Note each line of the listing that contains the string "text", and copy it.

─── INPUT ───

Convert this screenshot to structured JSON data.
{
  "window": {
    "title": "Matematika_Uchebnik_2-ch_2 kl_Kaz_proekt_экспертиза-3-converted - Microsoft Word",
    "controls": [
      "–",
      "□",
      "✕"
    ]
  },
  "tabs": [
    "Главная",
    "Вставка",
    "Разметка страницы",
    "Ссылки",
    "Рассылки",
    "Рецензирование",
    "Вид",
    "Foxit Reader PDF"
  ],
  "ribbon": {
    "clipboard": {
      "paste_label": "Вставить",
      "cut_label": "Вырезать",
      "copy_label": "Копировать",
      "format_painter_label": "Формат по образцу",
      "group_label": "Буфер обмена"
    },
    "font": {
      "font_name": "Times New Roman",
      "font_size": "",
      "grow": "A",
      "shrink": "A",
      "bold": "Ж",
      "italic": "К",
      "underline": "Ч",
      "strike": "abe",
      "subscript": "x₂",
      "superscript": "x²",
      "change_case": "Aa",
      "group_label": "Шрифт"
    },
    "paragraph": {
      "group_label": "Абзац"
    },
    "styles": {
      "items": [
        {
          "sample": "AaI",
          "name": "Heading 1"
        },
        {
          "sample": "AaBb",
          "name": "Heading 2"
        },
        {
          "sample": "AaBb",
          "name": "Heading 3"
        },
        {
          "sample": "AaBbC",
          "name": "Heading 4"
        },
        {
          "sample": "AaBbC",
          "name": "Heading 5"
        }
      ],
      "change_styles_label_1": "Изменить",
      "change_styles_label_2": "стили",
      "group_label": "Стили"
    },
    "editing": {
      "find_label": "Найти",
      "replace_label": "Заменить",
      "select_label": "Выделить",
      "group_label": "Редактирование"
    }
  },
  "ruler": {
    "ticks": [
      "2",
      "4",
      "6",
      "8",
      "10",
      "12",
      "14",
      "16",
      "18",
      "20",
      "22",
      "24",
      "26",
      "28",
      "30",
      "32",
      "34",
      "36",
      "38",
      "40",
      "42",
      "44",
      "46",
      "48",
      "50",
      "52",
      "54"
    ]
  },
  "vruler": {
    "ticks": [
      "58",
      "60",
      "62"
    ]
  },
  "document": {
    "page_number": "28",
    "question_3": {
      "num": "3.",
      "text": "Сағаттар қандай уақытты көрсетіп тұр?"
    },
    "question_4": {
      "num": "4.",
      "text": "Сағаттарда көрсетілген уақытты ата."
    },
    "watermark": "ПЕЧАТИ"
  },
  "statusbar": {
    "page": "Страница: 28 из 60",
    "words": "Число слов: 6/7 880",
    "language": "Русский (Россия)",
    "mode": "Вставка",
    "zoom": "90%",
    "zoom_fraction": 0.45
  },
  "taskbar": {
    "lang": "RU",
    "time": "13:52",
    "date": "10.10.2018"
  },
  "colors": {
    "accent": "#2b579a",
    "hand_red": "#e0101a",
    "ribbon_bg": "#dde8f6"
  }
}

───

◆ **EXERCISE OUTPUT**:
      "text": "Сағаттар қандай уақытты көрсетіп тұр?"
      "text": "Сағаттарда көрсетілген уақытты ата."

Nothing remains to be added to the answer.